■ Figure data in JSON ■
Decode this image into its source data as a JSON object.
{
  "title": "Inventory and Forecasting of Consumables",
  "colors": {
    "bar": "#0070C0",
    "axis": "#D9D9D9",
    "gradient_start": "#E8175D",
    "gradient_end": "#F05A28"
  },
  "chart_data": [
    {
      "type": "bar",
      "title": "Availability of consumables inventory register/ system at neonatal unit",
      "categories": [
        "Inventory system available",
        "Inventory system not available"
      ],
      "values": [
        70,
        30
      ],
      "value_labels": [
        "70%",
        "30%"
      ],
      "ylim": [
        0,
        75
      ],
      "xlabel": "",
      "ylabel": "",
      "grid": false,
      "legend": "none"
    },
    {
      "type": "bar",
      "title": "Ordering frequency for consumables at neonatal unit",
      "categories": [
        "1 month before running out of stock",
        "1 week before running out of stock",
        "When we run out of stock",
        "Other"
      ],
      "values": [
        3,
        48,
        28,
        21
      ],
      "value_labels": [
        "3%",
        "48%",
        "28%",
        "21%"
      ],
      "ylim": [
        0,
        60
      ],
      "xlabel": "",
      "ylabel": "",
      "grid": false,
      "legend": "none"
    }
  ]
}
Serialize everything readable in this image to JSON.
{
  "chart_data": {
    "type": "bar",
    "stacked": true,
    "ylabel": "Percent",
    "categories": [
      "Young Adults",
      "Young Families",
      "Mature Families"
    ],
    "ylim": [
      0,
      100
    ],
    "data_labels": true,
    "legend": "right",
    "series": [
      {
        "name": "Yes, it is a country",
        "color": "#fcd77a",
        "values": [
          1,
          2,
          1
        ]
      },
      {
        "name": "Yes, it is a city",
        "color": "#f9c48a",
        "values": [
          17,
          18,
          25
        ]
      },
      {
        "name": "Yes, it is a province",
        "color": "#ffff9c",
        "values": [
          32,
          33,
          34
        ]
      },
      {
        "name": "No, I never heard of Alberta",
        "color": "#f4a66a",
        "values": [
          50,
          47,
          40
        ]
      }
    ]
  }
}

■ Exercise aim ■
Out of the records, collect only those lines that contain the string "running".

■ Right answer ■
        "1 month before running out of stock",
        "1 week before running out of stock",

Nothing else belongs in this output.